(Entries from a dataset)
☆ ☆ ☆

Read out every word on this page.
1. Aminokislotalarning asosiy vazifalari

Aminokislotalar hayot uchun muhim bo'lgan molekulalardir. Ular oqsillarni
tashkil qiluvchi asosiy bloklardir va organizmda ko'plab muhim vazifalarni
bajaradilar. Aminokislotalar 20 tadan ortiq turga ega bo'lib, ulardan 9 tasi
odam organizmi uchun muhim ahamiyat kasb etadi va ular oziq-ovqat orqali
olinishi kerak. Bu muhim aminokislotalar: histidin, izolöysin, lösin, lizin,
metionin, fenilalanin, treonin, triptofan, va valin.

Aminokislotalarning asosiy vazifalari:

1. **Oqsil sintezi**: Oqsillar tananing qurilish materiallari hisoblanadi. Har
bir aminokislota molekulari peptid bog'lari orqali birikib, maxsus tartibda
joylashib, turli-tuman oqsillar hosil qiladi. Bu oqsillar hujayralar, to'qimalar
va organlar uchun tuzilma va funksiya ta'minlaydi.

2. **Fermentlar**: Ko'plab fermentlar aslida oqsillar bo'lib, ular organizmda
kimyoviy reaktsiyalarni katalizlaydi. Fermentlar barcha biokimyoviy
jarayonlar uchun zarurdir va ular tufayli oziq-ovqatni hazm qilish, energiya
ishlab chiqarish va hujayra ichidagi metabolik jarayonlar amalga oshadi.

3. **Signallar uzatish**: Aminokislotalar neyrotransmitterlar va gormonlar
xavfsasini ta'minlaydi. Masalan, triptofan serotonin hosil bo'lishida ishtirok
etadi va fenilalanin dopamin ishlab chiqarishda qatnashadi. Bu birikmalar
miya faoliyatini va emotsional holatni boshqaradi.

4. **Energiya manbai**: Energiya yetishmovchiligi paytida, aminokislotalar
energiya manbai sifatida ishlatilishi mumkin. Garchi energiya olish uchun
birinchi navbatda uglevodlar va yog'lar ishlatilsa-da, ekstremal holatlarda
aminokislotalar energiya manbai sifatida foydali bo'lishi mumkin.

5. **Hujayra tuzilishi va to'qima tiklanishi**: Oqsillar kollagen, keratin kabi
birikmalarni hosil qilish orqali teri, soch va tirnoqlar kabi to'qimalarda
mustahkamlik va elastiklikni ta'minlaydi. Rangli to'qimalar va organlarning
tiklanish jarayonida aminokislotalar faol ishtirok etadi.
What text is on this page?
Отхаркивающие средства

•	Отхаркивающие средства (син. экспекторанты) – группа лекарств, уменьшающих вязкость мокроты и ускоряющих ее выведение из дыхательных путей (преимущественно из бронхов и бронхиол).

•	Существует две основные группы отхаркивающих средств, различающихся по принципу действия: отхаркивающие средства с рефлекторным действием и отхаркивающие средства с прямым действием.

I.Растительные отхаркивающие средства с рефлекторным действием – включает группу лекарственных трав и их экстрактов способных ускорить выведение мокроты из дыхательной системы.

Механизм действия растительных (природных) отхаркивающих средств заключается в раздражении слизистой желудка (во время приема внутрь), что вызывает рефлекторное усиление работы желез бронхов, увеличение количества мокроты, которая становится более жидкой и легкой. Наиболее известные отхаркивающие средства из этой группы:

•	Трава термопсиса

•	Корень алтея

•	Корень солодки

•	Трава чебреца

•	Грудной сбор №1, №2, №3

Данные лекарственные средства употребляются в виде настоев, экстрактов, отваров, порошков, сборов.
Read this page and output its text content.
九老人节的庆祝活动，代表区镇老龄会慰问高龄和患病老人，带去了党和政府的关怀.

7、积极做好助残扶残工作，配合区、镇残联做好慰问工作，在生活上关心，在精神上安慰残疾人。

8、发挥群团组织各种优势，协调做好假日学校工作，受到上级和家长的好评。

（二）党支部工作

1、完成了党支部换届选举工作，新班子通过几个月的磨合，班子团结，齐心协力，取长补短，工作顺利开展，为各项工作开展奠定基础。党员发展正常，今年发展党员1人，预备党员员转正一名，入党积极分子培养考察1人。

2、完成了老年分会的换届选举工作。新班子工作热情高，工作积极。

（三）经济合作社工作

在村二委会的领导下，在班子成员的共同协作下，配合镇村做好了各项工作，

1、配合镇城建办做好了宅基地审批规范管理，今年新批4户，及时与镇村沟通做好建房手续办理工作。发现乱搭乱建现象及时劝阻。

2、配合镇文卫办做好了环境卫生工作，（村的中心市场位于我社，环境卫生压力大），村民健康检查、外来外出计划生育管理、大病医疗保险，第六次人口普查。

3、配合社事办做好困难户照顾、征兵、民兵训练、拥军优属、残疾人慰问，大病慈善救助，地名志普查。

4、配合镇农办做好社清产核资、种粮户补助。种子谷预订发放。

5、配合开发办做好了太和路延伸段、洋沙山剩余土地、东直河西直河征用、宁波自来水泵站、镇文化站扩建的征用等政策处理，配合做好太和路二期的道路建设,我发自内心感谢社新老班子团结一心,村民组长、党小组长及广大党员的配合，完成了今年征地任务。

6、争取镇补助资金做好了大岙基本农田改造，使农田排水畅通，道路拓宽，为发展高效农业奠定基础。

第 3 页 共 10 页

☆ ☆ ☆

• _CHALLENGE_: Each entry is to be returned in full, character for character.

• _EXPECTED ANSWER_:
Read out every word on this page.
1. Aminokislotalarning asosiy vazifalari

Aminokislotalar hayot uchun muhim bo'lgan molekulalardir. Ular oqsillarni
tashkil qiluvchi asosiy bloklardir va organizmda ko'plab muhim vazifalarni
bajaradilar. Aminokislotalar 20 tadan ortiq turga ega bo'lib, ulardan 9 tasi
odam organizmi uchun muhim ahamiyat kasb etadi va ular oziq-ovqat orqali
olinishi kerak. Bu muhim aminokislotalar: histidin, izolöysin, lösin, lizin,
metionin, fenilalanin, treonin, triptofan, va valin.

Aminokislotalarning asosiy vazifalari:

1. **Oqsil sintezi**: Oqsillar tananing qurilish materiallari hisoblanadi. Har
bir aminokislota molekulari peptid bog'lari orqali birikib, maxsus tartibda
joylashib, turli-tuman oqsillar hosil qiladi. Bu oqsillar hujayralar, to'qimalar
va organlar uchun tuzilma va funksiya ta'minlaydi.

2. **Fermentlar**: Ko'plab fermentlar aslida oqsillar bo'lib, ular organizmda
kimyoviy reaktsiyalarni katalizlaydi. Fermentlar barcha biokimyoviy
jarayonlar uchun zarurdir va ular tufayli oziq-ovqatni hazm qilish, energiya
ishlab chiqarish va hujayra ichidagi metabolik jarayonlar amalga oshadi.

3. **Signallar uzatish**: Aminokislotalar neyrotransmitterlar va gormonlar
xavfsasini ta'minlaydi. Masalan, triptofan serotonin hosil bo'lishida ishtirok
etadi va fenilalanin dopamin ishlab chiqarishda qatnashadi. Bu birikmalar
miya faoliyatini va emotsional holatni boshqaradi.

4. **Energiya manbai**: Energiya yetishmovchiligi paytida, aminokislotalar
energiya manbai sifatida ishlatilishi mumkin. Garchi energiya olish uchun
birinchi navbatda uglevodlar va yog'lar ishlatilsa-da, ekstremal holatlarda
aminokislotalar energiya manbai sifatida foydali bo'lishi mumkin.

5. **Hujayra tuzilishi va to'qima tiklanishi**: Oqsillar kollagen, keratin kabi
birikmalarni hosil qilish orqali teri, soch va tirnoqlar kabi to'qimalarda
mustahkamlik va elastiklikni ta'minlaydi. Rangli to'qimalar va organlarning
tiklanish jarayonida aminokislotalar faol ishtirok etadi.
What text is on this page?
Отхаркивающие средства

•	Отхаркивающие средства (син. экспекторанты) – группа лекарств, уменьшающих вязкость мокроты и ускоряющих ее выведение из дыхательных путей (преимущественно из бронхов и бронхиол).

•	Существует две основные группы отхаркивающих средств, различающихся по принципу действия: отхаркивающие средства с рефлекторным действием и отхаркивающие средства с прямым действием.

I.Растительные отхаркивающие средства с рефлекторным действием – включает группу лекарственных трав и их экстрактов способных ускорить выведение мокроты из дыхательной системы.

Механизм действия растительных (природных) отхаркивающих средств заключается в раздражении слизистой желудка (во время приема внутрь), что вызывает рефлекторное усиление работы желез бронхов, увеличение количества мокроты, которая становится более жидкой и легкой. Наиболее известные отхаркивающие средства из этой группы:

•	Трава термопсиса

•	Корень алтея

•	Корень солодки

•	Трава чебреца

•	Грудной сбор №1, №2, №3

Данные лекарственные средства употребляются в виде настоев, экстрактов, отваров, порошков, сборов.
Read this page and output its text content.
九老人节的庆祝活动，代表区镇老龄会慰问高龄和患病老人，带去了党和政府的关怀.

7、积极做好助残扶残工作，配合区、镇残联做好慰问工作，在生活上关心，在精神上安慰残疾人。

8、发挥群团组织各种优势，协调做好假日学校工作，受到上级和家长的好评。

（二）党支部工作

1、完成了党支部换届选举工作，新班子通过几个月的磨合，班子团结，齐心协力，取长补短，工作顺利开展，为各项工作开展奠定基础。党员发展正常，今年发展党员1人，预备党员员转正一名，入党积极分子培养考察1人。

2、完成了老年分会的换届选举工作。新班子工作热情高，工作积极。

（三）经济合作社工作

在村二委会的领导下，在班子成员的共同协作下，配合镇村做好了各项工作，

1、配合镇城建办做好了宅基地审批规范管理，今年新批4户，及时与镇村沟通做好建房手续办理工作。发现乱搭乱建现象及时劝阻。

2、配合镇文卫办做好了环境卫生工作，（村的中心市场位于我社，环境卫生压力大），村民健康检查、外来外出计划生育管理、大病医疗保险，第六次人口普查。

3、配合社事办做好困难户照顾、征兵、民兵训练、拥军优属、残疾人慰问，大病慈善救助，地名志普查。

4、配合镇农办做好社清产核资、种粮户补助。种子谷预订发放。

5、配合开发办做好了太和路延伸段、洋沙山剩余土地、东直河西直河征用、宁波自来水泵站、镇文化站扩建的征用等政策处理，配合做好太和路二期的道路建设,我发自内心感谢社新老班子团结一心,村民组长、党小组长及广大党员的配合，完成了今年征地任务。

6、争取镇补助资金做好了大岙基本农田改造，使农田排水畅通，道路拓宽，为发展高效农业奠定基础。

第 3 页 共 10 页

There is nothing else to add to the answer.